# [EXERCISE REQUIREMENTS]
From the entries below, say how many lines carry the word "einrichten", and give nothing but the number.

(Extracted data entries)
==========

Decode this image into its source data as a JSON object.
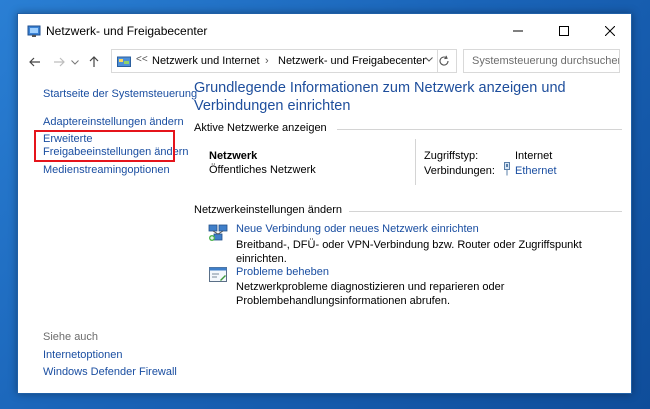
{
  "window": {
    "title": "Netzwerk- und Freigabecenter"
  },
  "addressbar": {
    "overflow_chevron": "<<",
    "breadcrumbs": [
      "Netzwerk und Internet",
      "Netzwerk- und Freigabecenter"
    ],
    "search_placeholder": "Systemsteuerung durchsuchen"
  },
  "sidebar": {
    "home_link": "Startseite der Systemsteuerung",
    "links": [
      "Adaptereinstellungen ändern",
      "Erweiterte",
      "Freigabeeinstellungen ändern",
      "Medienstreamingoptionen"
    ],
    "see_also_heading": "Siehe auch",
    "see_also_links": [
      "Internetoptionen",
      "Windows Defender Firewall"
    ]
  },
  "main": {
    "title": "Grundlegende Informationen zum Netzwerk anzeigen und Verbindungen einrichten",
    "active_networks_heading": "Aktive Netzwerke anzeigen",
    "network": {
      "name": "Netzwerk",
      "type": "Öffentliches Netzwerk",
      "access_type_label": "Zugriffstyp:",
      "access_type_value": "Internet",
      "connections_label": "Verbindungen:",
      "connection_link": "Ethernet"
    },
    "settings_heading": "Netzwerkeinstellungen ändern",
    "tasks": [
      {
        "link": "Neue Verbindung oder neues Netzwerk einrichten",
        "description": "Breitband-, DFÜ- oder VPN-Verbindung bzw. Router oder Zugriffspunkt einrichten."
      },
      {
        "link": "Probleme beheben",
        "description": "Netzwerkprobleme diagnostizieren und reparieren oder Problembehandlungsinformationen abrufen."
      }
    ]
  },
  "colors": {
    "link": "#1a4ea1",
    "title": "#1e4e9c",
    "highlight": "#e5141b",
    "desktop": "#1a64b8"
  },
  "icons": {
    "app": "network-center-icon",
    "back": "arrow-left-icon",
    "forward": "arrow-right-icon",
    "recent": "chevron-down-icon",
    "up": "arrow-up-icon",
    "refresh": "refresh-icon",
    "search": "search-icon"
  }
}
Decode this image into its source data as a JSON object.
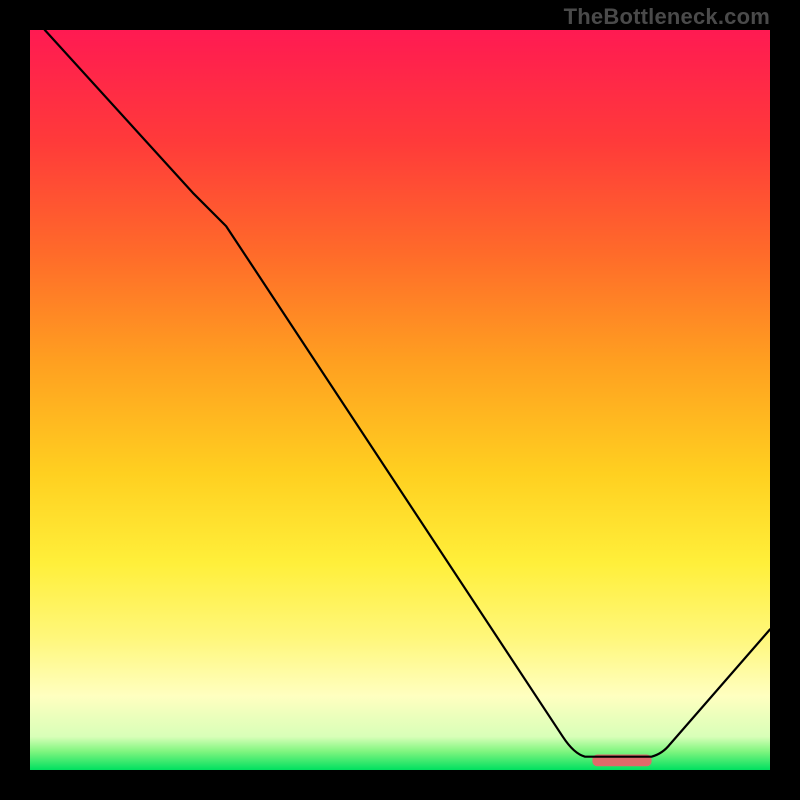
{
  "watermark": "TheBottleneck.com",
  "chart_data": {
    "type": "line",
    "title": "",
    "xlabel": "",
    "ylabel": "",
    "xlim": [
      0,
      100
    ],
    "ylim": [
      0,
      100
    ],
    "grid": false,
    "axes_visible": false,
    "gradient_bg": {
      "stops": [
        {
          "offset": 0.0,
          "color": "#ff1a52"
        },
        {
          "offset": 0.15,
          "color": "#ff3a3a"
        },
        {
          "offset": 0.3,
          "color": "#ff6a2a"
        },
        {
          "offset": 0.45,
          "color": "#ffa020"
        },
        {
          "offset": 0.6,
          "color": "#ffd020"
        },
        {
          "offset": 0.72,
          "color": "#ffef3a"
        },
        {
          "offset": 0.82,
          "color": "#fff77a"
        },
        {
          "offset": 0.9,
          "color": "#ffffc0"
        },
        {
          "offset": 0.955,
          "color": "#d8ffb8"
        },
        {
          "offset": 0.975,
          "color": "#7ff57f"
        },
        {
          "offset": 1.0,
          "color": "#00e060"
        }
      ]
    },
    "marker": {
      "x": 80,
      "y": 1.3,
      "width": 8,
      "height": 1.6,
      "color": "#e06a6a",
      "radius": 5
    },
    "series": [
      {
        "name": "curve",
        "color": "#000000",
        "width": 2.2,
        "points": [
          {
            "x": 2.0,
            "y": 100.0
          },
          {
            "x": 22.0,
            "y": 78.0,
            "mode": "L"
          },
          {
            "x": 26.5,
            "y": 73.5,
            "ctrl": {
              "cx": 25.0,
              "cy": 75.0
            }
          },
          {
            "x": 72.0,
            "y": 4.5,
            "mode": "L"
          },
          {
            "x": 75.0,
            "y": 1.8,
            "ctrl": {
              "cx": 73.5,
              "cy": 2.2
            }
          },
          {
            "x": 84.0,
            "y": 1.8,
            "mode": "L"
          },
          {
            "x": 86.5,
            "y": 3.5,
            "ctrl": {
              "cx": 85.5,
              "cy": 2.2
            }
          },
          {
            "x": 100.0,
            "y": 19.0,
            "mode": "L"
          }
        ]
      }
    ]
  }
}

==========

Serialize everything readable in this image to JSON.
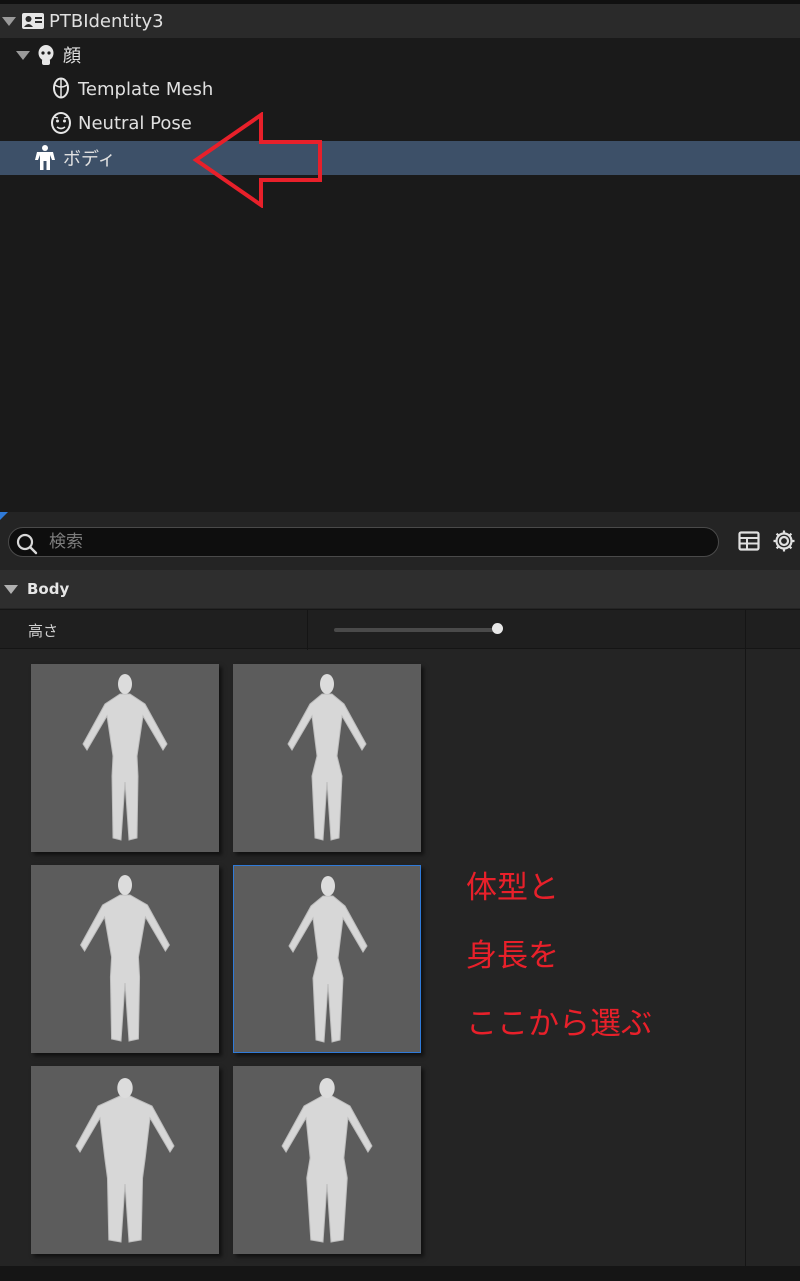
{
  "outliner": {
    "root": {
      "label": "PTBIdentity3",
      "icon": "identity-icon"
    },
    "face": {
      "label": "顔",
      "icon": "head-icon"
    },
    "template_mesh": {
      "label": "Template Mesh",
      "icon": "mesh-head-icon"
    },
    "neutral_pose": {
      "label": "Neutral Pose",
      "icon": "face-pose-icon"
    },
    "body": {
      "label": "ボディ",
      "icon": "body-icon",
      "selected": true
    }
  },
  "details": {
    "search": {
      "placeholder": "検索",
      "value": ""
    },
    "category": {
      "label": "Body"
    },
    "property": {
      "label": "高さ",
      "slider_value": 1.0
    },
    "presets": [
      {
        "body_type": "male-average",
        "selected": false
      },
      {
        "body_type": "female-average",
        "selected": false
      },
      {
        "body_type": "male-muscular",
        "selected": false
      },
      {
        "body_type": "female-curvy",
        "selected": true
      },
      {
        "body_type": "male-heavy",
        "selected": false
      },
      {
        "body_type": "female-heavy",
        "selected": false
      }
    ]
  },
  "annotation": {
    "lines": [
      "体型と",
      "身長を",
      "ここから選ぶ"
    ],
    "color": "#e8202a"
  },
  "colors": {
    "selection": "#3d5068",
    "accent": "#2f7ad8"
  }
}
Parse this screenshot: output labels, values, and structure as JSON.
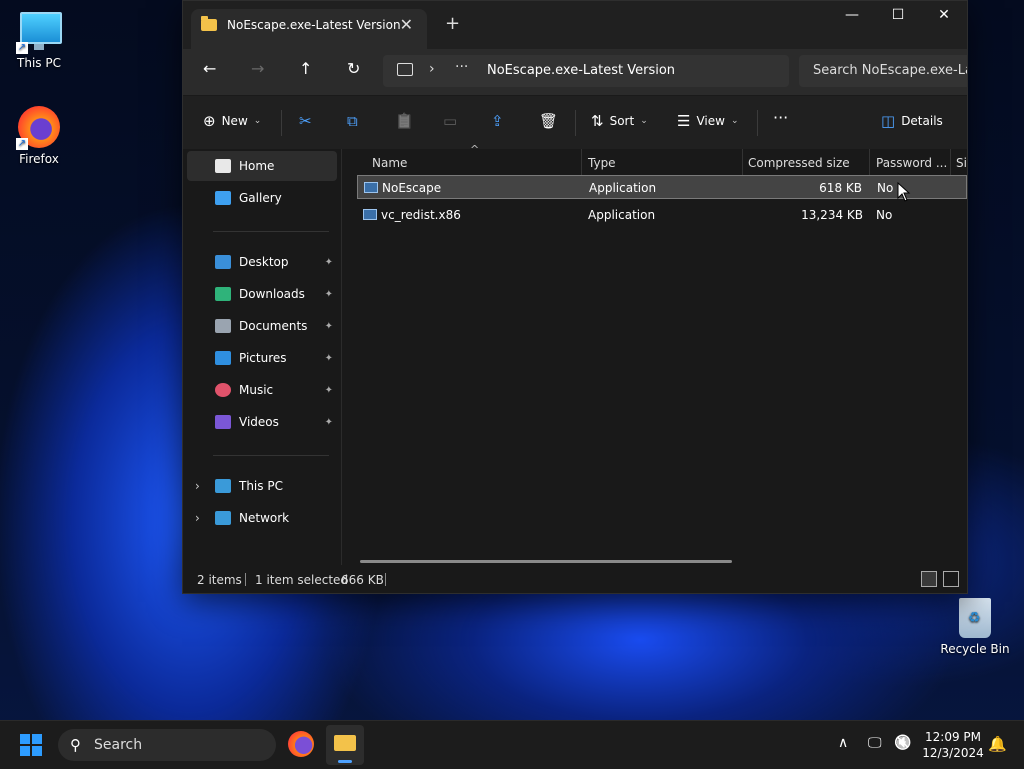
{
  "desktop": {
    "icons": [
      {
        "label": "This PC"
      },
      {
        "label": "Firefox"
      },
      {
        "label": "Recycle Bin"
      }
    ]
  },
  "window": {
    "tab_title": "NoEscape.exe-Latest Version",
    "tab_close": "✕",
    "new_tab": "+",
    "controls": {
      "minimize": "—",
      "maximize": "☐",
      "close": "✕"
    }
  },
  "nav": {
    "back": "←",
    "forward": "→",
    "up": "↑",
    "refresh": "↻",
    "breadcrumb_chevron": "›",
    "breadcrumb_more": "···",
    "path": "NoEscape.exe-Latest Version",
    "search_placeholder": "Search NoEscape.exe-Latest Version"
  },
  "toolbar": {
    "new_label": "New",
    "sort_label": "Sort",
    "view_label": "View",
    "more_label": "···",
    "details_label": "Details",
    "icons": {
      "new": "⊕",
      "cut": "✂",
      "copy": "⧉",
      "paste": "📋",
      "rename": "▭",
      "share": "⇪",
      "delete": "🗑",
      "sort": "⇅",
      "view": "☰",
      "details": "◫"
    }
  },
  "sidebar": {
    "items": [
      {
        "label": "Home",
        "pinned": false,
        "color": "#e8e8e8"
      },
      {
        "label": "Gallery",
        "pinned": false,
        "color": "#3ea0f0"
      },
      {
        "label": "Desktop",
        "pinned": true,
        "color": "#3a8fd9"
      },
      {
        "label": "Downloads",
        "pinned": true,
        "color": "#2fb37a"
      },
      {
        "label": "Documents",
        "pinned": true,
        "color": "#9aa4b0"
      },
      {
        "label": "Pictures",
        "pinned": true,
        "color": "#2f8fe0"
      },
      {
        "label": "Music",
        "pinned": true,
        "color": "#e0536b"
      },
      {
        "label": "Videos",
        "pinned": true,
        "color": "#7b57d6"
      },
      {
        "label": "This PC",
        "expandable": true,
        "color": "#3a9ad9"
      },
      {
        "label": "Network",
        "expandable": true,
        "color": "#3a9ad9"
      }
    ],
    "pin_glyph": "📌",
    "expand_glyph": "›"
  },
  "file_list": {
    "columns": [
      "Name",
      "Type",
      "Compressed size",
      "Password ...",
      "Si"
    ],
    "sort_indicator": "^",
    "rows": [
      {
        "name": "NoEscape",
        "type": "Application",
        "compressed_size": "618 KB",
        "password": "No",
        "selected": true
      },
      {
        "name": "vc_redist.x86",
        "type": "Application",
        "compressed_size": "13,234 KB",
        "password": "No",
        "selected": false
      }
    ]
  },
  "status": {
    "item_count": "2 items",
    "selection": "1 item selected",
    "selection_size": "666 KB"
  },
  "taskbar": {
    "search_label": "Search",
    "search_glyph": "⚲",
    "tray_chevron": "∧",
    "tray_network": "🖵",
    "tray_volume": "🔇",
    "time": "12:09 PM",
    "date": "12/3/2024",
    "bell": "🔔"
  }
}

==========

# [EXPECTED ANSWER]
3